▸ **Problem requirements**
Write out the entries verbatim and leave the images out of the copy.

[Begin Exercise materials]

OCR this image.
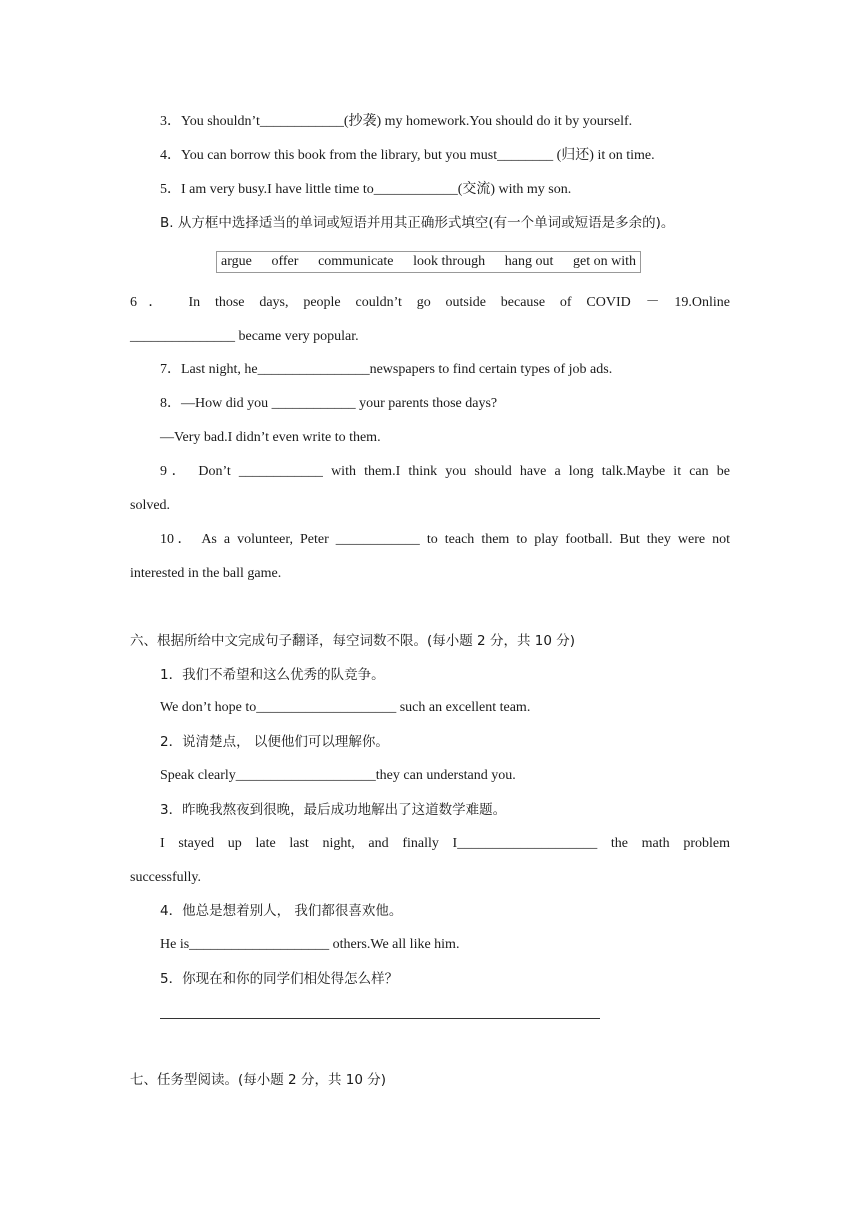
3．You shouldn’t____________(抄袭) my homework.You should do it by yourself.
4．You can borrow this book from the library, but you must________ (归还) it on time.
5．I am very busy.I have little time to____________(交流) with my son.
B. 从方框中选择适当的单词或短语并用其正确形式填空(有一个单词或短语是多余的)。
argue offer communicate look through hang out get on with
6． In those days, people couldn’t go outside because of COVID － 19.Online
_______________ became very popular.
7．Last night, he________________newspapers to find certain types of job ads.
8．—How did you ____________ your parents those days?
—Very bad.I didn’t even write to them.
9． Don’t ____________ with them.I think you should have a long talk.Maybe it can be
solved.
10． As a volunteer, Peter ____________ to teach them to play football. But they were not
interested in the ball game.
六、根据所给中文完成句子翻译，每空词数不限。(每小题 2 分，共 10 分)
1．我们不希望和这么优秀的队竞争。
We don’t hope to____________________ such an excellent team.
2．说清楚点， 以便他们可以理解你。
Speak clearly____________________they can understand you.
3．昨晚我熬夜到很晚，最后成功地解出了这道数学难题。
I stayed up late last night, and finally I____________________ the math problem
successfully.
4．他总是想着别人， 我们都很喜欢他。
He is____________________ others.We all like him.
5．你现在和你的同学们相处得怎么样？
七、任务型阅读。(每小题 2 分，共 10 分)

[End Exercise materials]

▸ **Answer for the task**
OCR this image.
3．You shouldn’t____________(抄袭) my homework.You should do it by yourself.
4．You can borrow this book from the library, but you must________ (归还) it on time.
5．I am very busy.I have little time to____________(交流) with my son.
B. 从方框中选择适当的单词或短语并用其正确形式填空(有一个单词或短语是多余的)。
argue offer communicate look through hang out get on with
6． In those days, people couldn’t go outside because of COVID － 19.Online
_______________ became very popular.
7．Last night, he________________newspapers to find certain types of job ads.
8．—How did you ____________ your parents those days?
—Very bad.I didn’t even write to them.
9． Don’t ____________ with them.I think you should have a long talk.Maybe it can be
solved.
10． As a volunteer, Peter ____________ to teach them to play football. But they were not
interested in the ball game.
六、根据所给中文完成句子翻译，每空词数不限。(每小题 2 分，共 10 分)
1．我们不希望和这么优秀的队竞争。
We don’t hope to____________________ such an excellent team.
2．说清楚点， 以便他们可以理解你。
Speak clearly____________________they can understand you.
3．昨晚我熬夜到很晚，最后成功地解出了这道数学难题。
I stayed up late last night, and finally I____________________ the math problem
successfully.
4．他总是想着别人， 我们都很喜欢他。
He is____________________ others.We all like him.
5．你现在和你的同学们相处得怎么样？
七、任务型阅读。(每小题 2 分，共 10 分)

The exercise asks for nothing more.